◆ **What to produce**
Copy out every line in the entries below that includes "MOPITT".

Records about charts and figures
⟨

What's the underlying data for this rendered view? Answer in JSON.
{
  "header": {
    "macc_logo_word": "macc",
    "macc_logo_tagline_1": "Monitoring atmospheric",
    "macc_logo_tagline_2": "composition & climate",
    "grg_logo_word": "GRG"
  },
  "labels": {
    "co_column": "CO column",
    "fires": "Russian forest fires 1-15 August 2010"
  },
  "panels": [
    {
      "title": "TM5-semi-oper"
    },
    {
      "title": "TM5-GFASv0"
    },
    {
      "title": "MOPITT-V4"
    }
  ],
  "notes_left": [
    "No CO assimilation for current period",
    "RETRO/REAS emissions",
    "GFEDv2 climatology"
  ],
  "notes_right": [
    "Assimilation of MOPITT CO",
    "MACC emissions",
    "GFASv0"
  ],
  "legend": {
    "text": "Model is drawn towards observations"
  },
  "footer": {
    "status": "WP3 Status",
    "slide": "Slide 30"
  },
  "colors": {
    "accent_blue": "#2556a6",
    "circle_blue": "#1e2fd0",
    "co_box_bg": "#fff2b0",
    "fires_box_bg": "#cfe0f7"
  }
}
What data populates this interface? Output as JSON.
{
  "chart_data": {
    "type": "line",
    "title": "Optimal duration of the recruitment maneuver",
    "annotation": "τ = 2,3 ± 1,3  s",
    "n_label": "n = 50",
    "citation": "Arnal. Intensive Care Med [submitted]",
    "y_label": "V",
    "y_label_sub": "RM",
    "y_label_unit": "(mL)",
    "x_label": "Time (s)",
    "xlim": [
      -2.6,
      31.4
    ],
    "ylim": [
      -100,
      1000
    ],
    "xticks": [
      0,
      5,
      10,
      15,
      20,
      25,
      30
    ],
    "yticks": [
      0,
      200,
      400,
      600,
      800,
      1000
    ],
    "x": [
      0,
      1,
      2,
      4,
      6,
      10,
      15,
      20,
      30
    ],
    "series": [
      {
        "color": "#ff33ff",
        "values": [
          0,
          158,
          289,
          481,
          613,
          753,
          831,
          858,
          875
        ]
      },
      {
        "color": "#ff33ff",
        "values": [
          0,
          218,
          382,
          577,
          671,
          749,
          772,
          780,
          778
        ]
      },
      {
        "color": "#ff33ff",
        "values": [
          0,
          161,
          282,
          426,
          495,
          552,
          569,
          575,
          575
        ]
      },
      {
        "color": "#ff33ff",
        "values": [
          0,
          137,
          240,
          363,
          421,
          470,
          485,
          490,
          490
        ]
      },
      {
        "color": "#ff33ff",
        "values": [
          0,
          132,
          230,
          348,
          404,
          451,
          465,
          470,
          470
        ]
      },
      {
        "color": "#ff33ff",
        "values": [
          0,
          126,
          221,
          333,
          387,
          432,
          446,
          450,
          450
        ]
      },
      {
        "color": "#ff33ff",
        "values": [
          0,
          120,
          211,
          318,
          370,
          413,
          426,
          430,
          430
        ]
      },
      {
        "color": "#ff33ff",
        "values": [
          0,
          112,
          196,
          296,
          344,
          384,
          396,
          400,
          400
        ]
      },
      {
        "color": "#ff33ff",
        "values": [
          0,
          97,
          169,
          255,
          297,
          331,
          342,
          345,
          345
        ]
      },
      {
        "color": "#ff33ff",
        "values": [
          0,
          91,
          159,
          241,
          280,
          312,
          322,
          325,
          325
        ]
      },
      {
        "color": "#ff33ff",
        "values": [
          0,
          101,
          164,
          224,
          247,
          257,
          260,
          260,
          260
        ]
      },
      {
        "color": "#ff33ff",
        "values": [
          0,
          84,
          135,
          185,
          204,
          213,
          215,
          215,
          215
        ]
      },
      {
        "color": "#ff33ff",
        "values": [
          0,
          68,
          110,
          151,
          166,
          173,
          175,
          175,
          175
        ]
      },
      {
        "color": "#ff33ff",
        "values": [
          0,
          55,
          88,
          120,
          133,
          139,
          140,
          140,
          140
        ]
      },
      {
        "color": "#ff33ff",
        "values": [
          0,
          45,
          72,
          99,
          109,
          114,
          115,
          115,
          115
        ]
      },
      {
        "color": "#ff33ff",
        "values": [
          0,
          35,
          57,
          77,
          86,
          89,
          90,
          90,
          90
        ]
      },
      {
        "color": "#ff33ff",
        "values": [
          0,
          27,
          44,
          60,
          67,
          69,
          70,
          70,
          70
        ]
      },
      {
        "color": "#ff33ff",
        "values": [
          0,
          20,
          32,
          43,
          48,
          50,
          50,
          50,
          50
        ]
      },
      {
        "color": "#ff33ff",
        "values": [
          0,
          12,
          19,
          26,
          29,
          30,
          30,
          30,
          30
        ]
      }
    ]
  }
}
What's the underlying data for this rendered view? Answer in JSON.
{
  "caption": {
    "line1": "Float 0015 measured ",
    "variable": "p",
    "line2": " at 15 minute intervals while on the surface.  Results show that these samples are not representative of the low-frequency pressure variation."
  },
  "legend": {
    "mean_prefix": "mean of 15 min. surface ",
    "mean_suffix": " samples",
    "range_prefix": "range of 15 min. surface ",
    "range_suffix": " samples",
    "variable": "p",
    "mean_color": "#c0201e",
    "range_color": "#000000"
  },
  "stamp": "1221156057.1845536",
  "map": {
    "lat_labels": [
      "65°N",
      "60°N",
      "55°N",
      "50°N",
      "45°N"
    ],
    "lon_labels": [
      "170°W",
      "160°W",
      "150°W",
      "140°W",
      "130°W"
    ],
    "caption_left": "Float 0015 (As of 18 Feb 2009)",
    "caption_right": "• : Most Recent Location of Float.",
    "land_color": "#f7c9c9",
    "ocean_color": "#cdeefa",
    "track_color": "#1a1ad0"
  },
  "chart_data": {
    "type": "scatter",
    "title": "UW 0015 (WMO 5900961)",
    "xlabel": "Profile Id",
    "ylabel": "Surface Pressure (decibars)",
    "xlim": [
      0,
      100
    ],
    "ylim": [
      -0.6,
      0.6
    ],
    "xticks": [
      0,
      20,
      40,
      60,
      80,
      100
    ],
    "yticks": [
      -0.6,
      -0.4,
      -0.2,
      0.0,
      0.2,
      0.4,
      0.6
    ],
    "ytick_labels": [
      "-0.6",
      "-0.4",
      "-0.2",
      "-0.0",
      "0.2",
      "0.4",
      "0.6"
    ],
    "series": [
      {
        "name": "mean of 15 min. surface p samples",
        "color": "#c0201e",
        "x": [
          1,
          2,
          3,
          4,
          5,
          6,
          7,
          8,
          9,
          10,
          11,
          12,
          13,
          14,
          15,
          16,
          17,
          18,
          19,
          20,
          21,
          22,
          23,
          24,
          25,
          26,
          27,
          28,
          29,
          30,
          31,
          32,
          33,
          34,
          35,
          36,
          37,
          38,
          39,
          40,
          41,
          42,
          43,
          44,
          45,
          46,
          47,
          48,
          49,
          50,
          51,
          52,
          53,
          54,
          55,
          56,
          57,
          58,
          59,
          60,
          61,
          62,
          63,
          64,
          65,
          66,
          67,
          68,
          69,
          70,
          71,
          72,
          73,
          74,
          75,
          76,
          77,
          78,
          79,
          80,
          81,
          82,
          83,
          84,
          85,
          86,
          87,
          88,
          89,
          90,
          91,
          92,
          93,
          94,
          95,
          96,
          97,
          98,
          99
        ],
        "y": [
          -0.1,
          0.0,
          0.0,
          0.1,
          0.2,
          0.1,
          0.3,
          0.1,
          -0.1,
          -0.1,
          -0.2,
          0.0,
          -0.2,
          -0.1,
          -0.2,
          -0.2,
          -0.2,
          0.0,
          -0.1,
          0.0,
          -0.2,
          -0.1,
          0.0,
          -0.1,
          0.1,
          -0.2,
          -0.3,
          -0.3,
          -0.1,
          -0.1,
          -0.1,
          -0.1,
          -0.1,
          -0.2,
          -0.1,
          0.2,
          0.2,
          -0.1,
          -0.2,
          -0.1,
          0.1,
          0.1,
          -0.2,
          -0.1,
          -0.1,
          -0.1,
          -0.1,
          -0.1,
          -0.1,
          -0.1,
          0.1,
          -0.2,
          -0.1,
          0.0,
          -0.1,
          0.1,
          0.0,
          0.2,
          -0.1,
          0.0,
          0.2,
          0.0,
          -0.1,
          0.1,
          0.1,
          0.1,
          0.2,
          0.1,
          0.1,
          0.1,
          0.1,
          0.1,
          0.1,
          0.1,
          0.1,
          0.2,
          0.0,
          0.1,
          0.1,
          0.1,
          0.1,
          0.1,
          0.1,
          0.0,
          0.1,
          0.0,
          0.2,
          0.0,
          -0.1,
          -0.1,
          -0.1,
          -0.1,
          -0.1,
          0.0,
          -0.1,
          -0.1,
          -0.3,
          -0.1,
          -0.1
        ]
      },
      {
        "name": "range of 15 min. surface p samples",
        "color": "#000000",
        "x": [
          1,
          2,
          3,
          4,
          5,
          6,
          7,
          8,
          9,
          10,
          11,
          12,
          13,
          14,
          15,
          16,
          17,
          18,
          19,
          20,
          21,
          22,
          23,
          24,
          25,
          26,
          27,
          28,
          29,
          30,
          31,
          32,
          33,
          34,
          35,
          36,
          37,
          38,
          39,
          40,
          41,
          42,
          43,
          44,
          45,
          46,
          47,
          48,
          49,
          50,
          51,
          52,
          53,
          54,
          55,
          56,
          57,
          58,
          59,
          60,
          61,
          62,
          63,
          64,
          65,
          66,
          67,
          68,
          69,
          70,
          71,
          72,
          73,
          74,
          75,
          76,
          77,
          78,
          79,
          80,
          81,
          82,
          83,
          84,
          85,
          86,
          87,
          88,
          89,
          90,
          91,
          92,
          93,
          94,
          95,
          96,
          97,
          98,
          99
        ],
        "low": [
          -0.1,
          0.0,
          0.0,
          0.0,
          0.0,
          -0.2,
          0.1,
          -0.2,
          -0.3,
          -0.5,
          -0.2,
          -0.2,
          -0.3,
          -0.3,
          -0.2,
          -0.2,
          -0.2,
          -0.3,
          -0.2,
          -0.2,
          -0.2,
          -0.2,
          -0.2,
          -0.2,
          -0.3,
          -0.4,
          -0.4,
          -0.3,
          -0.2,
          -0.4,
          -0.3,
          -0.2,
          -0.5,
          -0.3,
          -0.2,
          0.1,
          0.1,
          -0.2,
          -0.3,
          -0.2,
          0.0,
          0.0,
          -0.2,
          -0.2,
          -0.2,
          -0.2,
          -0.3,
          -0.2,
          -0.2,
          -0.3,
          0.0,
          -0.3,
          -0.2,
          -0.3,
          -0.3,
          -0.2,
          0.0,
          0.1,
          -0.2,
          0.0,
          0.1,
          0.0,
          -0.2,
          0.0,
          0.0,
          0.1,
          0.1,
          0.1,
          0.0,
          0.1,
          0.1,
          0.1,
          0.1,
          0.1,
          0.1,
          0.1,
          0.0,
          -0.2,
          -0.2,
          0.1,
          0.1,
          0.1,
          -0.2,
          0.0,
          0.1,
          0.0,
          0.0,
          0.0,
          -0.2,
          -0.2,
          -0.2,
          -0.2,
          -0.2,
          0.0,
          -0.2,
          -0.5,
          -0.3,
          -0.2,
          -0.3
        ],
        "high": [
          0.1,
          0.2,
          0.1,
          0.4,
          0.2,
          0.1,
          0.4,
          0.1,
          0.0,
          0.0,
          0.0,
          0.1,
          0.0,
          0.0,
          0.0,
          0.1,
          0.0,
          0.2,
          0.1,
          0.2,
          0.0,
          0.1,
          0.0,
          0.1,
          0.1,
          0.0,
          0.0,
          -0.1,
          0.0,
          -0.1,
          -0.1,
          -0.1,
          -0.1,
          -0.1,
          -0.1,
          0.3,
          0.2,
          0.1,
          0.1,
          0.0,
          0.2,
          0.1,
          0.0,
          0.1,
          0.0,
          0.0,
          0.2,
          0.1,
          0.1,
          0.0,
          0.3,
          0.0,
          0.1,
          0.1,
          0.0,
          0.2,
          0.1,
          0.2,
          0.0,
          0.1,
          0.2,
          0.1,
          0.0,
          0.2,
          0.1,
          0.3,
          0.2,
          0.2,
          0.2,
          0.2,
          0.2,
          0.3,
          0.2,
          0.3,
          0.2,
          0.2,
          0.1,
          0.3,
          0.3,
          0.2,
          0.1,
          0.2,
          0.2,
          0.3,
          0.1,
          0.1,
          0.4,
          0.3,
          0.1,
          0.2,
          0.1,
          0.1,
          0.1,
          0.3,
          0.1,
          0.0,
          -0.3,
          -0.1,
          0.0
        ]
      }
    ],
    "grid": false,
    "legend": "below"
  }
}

⟩

◆ **Final answer**
      "title": "MOPITT-V4"
    "Assimilation of MOPITT CO",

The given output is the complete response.